Exercise task: Give back each entry unchanged, minus pictures.

Exercise materials:
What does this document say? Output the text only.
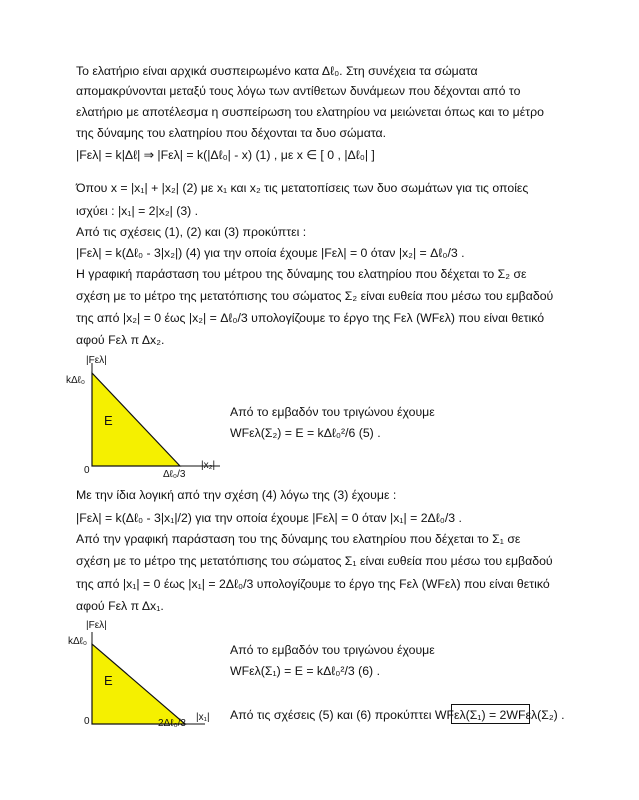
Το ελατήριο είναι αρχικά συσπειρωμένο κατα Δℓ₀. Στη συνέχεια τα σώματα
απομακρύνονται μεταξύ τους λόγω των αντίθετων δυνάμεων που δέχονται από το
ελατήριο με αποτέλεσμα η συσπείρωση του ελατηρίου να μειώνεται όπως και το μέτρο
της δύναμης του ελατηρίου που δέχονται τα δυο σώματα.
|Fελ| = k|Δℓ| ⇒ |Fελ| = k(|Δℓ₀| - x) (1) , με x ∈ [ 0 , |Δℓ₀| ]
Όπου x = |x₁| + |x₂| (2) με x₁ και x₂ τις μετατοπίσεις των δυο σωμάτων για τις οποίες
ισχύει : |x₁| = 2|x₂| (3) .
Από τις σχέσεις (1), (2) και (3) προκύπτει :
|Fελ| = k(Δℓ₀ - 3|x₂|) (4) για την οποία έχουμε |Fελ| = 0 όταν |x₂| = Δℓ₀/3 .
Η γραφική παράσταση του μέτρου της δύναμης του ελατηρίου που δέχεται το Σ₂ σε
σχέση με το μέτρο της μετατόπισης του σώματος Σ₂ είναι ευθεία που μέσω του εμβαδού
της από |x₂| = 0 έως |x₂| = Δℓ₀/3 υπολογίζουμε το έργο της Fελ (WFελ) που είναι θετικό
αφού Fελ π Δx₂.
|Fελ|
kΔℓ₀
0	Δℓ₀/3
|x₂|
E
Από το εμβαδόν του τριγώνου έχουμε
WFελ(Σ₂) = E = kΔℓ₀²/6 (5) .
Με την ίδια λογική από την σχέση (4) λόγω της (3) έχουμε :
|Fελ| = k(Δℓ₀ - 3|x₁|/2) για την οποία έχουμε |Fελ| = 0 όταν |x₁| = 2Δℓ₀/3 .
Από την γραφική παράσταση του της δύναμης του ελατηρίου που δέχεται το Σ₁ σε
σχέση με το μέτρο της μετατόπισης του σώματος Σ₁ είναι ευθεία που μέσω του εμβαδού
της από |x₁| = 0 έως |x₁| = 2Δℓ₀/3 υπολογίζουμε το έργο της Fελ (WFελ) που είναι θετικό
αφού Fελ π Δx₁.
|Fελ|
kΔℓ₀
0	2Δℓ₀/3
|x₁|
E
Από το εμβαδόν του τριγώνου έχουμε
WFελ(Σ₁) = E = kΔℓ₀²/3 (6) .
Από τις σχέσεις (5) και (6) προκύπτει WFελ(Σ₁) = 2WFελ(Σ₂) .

Response to this exercise:
What does this document say? Output the text only.
Το ελατήριο είναι αρχικά συσπειρωμένο κατα Δℓ₀. Στη συνέχεια τα σώματα
απομακρύνονται μεταξύ τους λόγω των αντίθετων δυνάμεων που δέχονται από το
ελατήριο με αποτέλεσμα η συσπείρωση του ελατηρίου να μειώνεται όπως και το μέτρο
της δύναμης του ελατηρίου που δέχονται τα δυο σώματα.
|Fελ| = k|Δℓ| ⇒ |Fελ| = k(|Δℓ₀| - x) (1) , με x ∈ [ 0 , |Δℓ₀| ]
Όπου x = |x₁| + |x₂| (2) με x₁ και x₂ τις μετατοπίσεις των δυο σωμάτων για τις οποίες
ισχύει : |x₁| = 2|x₂| (3) .
Από τις σχέσεις (1), (2) και (3) προκύπτει :
|Fελ| = k(Δℓ₀ - 3|x₂|) (4) για την οποία έχουμε |Fελ| = 0 όταν |x₂| = Δℓ₀/3 .
Η γραφική παράσταση του μέτρου της δύναμης του ελατηρίου που δέχεται το Σ₂ σε
σχέση με το μέτρο της μετατόπισης του σώματος Σ₂ είναι ευθεία που μέσω του εμβαδού
της από |x₂| = 0 έως |x₂| = Δℓ₀/3 υπολογίζουμε το έργο της Fελ (WFελ) που είναι θετικό
αφού Fελ π Δx₂.
|Fελ|
kΔℓ₀
0	Δℓ₀/3
|x₂|
E
Από το εμβαδόν του τριγώνου έχουμε
WFελ(Σ₂) = E = kΔℓ₀²/6 (5) .
Με την ίδια λογική από την σχέση (4) λόγω της (3) έχουμε :
|Fελ| = k(Δℓ₀ - 3|x₁|/2) για την οποία έχουμε |Fελ| = 0 όταν |x₁| = 2Δℓ₀/3 .
Από την γραφική παράσταση του της δύναμης του ελατηρίου που δέχεται το Σ₁ σε
σχέση με το μέτρο της μετατόπισης του σώματος Σ₁ είναι ευθεία που μέσω του εμβαδού
της από |x₁| = 0 έως |x₁| = 2Δℓ₀/3 υπολογίζουμε το έργο της Fελ (WFελ) που είναι θετικό
αφού Fελ π Δx₁.
|Fελ|
kΔℓ₀
0	2Δℓ₀/3
|x₁|
E
Από το εμβαδόν του τριγώνου έχουμε
WFελ(Σ₁) = E = kΔℓ₀²/3 (6) .
Από τις σχέσεις (5) και (6) προκύπτει WFελ(Σ₁) = 2WFελ(Σ₂) .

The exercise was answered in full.